• _Provided records_:

==================================================

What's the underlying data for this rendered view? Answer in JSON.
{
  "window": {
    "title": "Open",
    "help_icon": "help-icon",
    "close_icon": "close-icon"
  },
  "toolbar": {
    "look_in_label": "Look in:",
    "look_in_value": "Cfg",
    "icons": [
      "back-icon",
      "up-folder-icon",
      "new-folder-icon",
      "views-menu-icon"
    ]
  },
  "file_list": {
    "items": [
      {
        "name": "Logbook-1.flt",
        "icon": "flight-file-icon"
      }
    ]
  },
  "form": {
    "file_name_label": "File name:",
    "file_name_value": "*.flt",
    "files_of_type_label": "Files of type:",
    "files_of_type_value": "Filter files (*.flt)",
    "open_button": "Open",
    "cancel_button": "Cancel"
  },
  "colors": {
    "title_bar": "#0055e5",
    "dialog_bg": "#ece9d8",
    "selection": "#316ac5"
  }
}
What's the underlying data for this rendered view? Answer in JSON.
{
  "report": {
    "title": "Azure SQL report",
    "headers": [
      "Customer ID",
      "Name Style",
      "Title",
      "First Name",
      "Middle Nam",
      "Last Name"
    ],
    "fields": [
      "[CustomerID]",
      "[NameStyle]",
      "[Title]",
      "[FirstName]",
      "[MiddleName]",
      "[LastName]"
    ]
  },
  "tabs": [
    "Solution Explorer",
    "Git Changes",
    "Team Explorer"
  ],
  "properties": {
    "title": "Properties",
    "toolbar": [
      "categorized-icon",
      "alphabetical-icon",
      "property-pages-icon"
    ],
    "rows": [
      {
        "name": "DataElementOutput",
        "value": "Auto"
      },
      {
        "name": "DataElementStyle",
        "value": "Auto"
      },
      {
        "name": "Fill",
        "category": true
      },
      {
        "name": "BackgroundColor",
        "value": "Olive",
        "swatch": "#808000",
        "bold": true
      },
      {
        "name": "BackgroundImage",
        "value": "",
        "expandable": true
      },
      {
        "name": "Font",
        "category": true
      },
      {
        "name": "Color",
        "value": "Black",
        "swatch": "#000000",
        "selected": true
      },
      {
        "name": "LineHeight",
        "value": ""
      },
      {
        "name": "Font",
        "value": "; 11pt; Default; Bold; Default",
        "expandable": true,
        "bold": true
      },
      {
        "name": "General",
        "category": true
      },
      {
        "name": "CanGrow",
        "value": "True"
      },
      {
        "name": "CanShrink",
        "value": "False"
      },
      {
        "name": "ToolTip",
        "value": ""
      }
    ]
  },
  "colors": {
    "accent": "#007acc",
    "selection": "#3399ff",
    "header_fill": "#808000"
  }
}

==================================================

• _Task objective_:
Write out the full set of records exactly as given.

• _Exercise answer_:
What's the underlying data for this rendered view? Answer in JSON.
{
  "window": {
    "title": "Open",
    "help_icon": "help-icon",
    "close_icon": "close-icon"
  },
  "toolbar": {
    "look_in_label": "Look in:",
    "look_in_value": "Cfg",
    "icons": [
      "back-icon",
      "up-folder-icon",
      "new-folder-icon",
      "views-menu-icon"
    ]
  },
  "file_list": {
    "items": [
      {
        "name": "Logbook-1.flt",
        "icon": "flight-file-icon"
      }
    ]
  },
  "form": {
    "file_name_label": "File name:",
    "file_name_value": "*.flt",
    "files_of_type_label": "Files of type:",
    "files_of_type_value": "Filter files (*.flt)",
    "open_button": "Open",
    "cancel_button": "Cancel"
  },
  "colors": {
    "title_bar": "#0055e5",
    "dialog_bg": "#ece9d8",
    "selection": "#316ac5"
  }
}
What's the underlying data for this rendered view? Answer in JSON.
{
  "report": {
    "title": "Azure SQL report",
    "headers": [
      "Customer ID",
      "Name Style",
      "Title",
      "First Name",
      "Middle Nam",
      "Last Name"
    ],
    "fields": [
      "[CustomerID]",
      "[NameStyle]",
      "[Title]",
      "[FirstName]",
      "[MiddleName]",
      "[LastName]"
    ]
  },
  "tabs": [
    "Solution Explorer",
    "Git Changes",
    "Team Explorer"
  ],
  "properties": {
    "title": "Properties",
    "toolbar": [
      "categorized-icon",
      "alphabetical-icon",
      "property-pages-icon"
    ],
    "rows": [
      {
        "name": "DataElementOutput",
        "value": "Auto"
      },
      {
        "name": "DataElementStyle",
        "value": "Auto"
      },
      {
        "name": "Fill",
        "category": true
      },
      {
        "name": "BackgroundColor",
        "value": "Olive",
        "swatch": "#808000",
        "bold": true
      },
      {
        "name": "BackgroundImage",
        "value": "",
        "expandable": true
      },
      {
        "name": "Font",
        "category": true
      },
      {
        "name": "Color",
        "value": "Black",
        "swatch": "#000000",
        "selected": true
      },
      {
        "name": "LineHeight",
        "value": ""
      },
      {
        "name": "Font",
        "value": "; 11pt; Default; Bold; Default",
        "expandable": true,
        "bold": true
      },
      {
        "name": "General",
        "category": true
      },
      {
        "name": "CanGrow",
        "value": "True"
      },
      {
        "name": "CanShrink",
        "value": "False"
      },
      {
        "name": "ToolTip",
        "value": ""
      }
    ]
  },
  "colors": {
    "accent": "#007acc",
    "selection": "#3399ff",
    "header_fill": "#808000"
  }
}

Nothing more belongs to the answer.